## Exercise task
Comb through the entries for "table" and pull out each line that holds it.

===============

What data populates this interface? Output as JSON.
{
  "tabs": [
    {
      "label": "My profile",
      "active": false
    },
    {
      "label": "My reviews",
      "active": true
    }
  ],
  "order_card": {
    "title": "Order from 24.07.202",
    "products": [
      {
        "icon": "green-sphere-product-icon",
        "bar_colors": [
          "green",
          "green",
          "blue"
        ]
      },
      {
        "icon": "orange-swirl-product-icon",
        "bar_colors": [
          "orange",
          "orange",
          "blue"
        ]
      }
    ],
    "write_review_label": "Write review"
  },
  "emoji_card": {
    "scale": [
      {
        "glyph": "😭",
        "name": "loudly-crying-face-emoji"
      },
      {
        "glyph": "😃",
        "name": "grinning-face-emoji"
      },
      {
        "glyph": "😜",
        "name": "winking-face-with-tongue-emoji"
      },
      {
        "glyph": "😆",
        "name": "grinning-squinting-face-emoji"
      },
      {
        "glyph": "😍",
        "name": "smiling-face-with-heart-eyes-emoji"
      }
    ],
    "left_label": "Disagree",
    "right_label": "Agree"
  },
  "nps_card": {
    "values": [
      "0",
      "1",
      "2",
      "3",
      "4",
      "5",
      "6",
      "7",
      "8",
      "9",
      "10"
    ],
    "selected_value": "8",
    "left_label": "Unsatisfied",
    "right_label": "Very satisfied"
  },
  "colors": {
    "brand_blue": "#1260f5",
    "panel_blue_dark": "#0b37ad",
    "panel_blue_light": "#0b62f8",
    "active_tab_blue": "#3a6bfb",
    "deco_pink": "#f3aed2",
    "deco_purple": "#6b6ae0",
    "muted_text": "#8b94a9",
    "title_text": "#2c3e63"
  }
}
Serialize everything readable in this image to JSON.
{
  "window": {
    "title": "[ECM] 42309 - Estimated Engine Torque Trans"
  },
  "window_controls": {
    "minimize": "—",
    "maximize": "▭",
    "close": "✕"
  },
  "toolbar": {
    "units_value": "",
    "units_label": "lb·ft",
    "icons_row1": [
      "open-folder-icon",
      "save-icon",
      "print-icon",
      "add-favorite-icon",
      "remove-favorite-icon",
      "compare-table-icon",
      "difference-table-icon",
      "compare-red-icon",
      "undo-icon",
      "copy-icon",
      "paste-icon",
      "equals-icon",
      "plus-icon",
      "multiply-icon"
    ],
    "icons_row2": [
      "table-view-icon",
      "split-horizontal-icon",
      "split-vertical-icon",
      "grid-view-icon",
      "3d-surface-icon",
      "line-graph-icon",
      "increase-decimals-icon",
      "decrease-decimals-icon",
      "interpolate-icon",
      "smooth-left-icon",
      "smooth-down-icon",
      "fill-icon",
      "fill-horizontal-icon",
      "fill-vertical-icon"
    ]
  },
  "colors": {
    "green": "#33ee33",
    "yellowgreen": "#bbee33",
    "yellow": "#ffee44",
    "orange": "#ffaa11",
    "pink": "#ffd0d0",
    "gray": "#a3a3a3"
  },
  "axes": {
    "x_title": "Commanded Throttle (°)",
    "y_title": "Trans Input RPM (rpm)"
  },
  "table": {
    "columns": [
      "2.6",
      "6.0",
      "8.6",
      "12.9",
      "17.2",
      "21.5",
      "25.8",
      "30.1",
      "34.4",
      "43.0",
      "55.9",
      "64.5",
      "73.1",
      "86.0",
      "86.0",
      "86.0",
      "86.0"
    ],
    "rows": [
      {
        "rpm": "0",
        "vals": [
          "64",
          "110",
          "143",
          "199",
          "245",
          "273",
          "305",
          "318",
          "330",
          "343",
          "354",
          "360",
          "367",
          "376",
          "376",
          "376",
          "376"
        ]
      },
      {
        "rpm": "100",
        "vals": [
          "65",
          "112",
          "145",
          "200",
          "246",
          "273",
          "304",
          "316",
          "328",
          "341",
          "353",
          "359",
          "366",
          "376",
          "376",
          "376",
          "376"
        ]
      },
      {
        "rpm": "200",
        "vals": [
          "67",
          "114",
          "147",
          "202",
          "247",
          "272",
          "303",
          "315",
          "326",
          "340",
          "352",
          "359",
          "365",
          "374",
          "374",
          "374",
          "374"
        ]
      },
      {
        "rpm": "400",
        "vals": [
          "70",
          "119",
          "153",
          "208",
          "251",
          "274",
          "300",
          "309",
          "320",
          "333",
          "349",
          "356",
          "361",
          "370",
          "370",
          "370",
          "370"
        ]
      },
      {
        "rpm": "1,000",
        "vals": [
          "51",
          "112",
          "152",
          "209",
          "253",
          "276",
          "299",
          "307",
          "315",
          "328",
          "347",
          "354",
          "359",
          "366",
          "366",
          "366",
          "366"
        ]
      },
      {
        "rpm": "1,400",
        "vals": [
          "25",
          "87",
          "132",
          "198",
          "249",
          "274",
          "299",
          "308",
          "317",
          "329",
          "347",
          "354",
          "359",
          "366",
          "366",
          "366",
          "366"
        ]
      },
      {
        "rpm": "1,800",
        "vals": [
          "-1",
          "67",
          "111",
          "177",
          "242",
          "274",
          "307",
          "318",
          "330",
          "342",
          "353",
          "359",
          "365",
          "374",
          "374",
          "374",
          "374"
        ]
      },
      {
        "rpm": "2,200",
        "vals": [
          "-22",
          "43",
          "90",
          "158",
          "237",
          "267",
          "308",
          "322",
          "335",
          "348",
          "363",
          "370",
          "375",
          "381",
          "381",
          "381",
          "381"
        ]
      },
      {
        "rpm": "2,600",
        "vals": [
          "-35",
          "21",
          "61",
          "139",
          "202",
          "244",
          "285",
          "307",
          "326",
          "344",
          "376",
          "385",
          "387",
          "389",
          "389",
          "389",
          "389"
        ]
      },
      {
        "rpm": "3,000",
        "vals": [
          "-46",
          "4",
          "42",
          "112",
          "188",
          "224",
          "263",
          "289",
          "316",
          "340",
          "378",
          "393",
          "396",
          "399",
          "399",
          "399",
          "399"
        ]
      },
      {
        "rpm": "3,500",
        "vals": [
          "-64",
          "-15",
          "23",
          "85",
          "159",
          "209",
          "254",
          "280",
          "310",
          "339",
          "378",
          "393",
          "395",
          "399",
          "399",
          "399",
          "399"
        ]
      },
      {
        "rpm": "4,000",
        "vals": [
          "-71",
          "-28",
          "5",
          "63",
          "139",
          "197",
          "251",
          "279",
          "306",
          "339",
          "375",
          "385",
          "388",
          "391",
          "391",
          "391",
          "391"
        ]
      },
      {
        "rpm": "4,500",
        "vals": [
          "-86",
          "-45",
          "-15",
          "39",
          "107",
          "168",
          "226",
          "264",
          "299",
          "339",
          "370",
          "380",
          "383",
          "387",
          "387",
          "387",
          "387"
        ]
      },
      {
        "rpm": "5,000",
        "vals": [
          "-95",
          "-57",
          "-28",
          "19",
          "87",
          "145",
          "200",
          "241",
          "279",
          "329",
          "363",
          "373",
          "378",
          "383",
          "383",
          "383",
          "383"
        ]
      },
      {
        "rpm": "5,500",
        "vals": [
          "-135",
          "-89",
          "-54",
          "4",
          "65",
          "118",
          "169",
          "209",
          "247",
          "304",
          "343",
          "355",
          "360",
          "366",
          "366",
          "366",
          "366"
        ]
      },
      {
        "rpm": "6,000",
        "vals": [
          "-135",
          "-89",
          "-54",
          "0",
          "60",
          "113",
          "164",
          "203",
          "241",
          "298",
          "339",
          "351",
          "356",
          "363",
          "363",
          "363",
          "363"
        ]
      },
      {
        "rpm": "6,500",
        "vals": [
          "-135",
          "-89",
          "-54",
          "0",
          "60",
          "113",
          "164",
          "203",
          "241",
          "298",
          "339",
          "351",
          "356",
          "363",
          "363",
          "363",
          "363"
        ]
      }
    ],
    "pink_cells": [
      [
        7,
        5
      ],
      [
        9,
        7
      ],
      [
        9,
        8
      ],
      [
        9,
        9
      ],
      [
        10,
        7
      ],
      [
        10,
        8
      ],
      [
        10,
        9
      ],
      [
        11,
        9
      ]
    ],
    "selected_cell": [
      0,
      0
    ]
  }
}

===============

## Response
      "compare-table-icon",
      "difference-table-icon",
      "table-view-icon",
  "table": {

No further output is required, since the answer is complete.